Clive Palmer has backed off from his attempt to put the Australian subsidiary of his estranged Chinese business partner Citic Pacific into liquidation, suddenly withdrawing the legal action and agreeing to pay costs.

Mr Palmer claimed last week that Citic’s subsidiary Sino Iron, which is building a $11 billion magnetite iron ore project on tenements owned by Mr Palmer in the Pilbara, had ceased paying him ‘‘normal administrative costs’’ that had been paid without issue to date. 

Mr Palmer’s Mineralogy alleged Citic’s Sino Iron owes $13.4 million and moved to wind-up the company.

Sino Iron has vigorously denied the claim, describing it as an abuse of process.

It appears to have won this skirmish.

Before a hearing on Tuesday in the Federal Court in Perth Mr Palmer backed down. 

“Mineralogy has received advice in an undertaking from Citic Pacific to Sino Iron which meets Sino’s debts,” a spokesman for Mr Palmer said in a statement.

“The undertaking is an increase from $US4.2 billion to $US5.65 billion. This undertaking takes away any concerns over Sino being insolvent.

“As a result of this undertaking, Mineralogy has withdrawn its application in the Federal Court in Perth seeking to have Sino placed into liquidation.”

Citic welcomed Mineralogy’s “change in position”.

In submissions made the Federal Court, Sino Iron disputes the scale of Mineralogy’s $13.4 million administrative budget, which was $11 million more than expenditure incurred in 2011.

Budgets were forecast to rise in 2012 and 2013 based on expansion of administrative functions at Cape Preston port, which did not occur.Citic’s Sino Iron project has been riddled with delays and cost blow outs amounting to $6 billion.

Sino Iron argues Mineralogy’s administrative functions are largely unchanged and disputes the $13.4 million claim by Mineralogy.

“Sino Iron has refused to pay the purported 2014 budget amount because it is disputed; not because Sino Iron is insolvent,” the company said in submissions to the court.

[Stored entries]
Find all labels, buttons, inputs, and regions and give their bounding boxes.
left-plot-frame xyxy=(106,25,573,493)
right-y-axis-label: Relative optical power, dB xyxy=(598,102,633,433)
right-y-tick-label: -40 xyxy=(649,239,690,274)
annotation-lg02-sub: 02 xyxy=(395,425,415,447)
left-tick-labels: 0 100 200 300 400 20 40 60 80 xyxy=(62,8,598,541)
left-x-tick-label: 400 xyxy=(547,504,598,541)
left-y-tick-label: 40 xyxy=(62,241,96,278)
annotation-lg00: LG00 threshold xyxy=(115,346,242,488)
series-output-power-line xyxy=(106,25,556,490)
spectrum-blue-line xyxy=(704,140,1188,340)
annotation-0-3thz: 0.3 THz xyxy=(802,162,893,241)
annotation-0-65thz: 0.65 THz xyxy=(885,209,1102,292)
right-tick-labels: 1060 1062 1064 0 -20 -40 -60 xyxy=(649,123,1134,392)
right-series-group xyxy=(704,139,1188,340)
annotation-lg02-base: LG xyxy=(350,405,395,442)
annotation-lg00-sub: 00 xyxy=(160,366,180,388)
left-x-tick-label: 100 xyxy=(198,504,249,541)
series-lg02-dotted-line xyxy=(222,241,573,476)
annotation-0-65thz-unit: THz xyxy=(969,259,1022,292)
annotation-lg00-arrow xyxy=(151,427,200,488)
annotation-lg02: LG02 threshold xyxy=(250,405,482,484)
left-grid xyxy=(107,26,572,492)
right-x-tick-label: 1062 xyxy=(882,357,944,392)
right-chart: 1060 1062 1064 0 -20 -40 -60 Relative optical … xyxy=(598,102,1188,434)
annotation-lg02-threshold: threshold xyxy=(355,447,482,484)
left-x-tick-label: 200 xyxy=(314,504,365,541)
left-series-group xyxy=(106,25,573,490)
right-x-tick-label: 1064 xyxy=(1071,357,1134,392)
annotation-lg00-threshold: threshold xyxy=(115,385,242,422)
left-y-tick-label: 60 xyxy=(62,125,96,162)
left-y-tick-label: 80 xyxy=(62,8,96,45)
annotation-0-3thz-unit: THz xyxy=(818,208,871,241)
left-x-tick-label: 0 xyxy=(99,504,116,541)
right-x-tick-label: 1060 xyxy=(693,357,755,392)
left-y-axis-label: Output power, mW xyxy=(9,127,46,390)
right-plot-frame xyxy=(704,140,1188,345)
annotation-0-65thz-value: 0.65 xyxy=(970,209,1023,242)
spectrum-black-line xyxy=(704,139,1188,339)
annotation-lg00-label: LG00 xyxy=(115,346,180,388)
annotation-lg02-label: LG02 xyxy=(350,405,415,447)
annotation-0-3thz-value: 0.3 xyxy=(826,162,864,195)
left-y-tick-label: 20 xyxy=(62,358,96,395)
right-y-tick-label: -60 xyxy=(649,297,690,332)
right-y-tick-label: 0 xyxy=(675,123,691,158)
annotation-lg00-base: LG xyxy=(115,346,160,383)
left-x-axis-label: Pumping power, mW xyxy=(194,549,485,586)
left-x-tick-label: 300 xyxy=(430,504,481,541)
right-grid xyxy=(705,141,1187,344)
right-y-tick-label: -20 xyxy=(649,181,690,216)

Work instruction 1: In the article about Clive Palmer's dispute with Sino Iron, how much did Mineralogy allege Sino Iron owes?
Work instruction 2: Rewrite the Sino Iron article from "Citic welcomed Mineralogy’s" up to and including "to the court.", substituting "filings" for "submissions".
Work instruction 3: Carry on the article about Clive Palmer's dispute with Sino Iron from its last sentence.

Task result 1: $13.4 million

Task result 2:
Citic welcomed Mineralogy’s “change in position”.

In filings made the Federal Court, Sino Iron disputes the scale of Mineralogy’s $13.4 million administrative budget, which was $11 million more than expenditure incurred in 2011.

Budgets were forecast to rise in 2012 and 2013 based on expansion of administrative functions at Cape Preston port, which did not occur.Citic’s Sino Iron project has been riddled with delays and cost blow outs amounting to $6 billion.

Sino Iron argues Mineralogy’s administrative functions are largely unchanged and disputes the $13.4 million claim by Mineralogy.

“Sino Iron has refused to pay the purported 2014 budget amount because it is disputed; not because Sino Iron is insolvent,” the company said in filings to the court.

Task result 3:
The company’s court submission’s also outlines concerns expressed to Mineralogy about the budget process via a letter to Mr Palmer’s company on January 29.

“A budget encompasses more than simply a spreadsheet with numbers in it,” Sino Iron wrote.“A properly prepared budget should include a detailed breakdown of the proposed expenditure together with a justification as to why that expenditure is required and an explanation of how the figures have been derived.”

Sino Iron’s submission shows Mineralogy’s budget included $5 million for port operational costs and $4 million for staff costs.Sino Iron said it had a letter of support from Citic Pacific, which confirms its Hong Kong parent will continue to advance funds. Citic has provided a $US5.6 billion loan facility, of which Sino Iron had drawn $US1.52 billion. 

Mineralogy will pay Sino Iron’s costs.The $11 billion Sino Iron project, which Palmer and Citic signed off in 2006, has been plauged by cost blowouts, delays and building acrimony between the business partners. Mr Palmer has taken legal action against Citic over the payment of royalties from the project and the pair have fought over who has security over the port through which the magnetite is to be exported. 

Mr Palmer won that legal battle earlier this month. Citic is appealing the decision.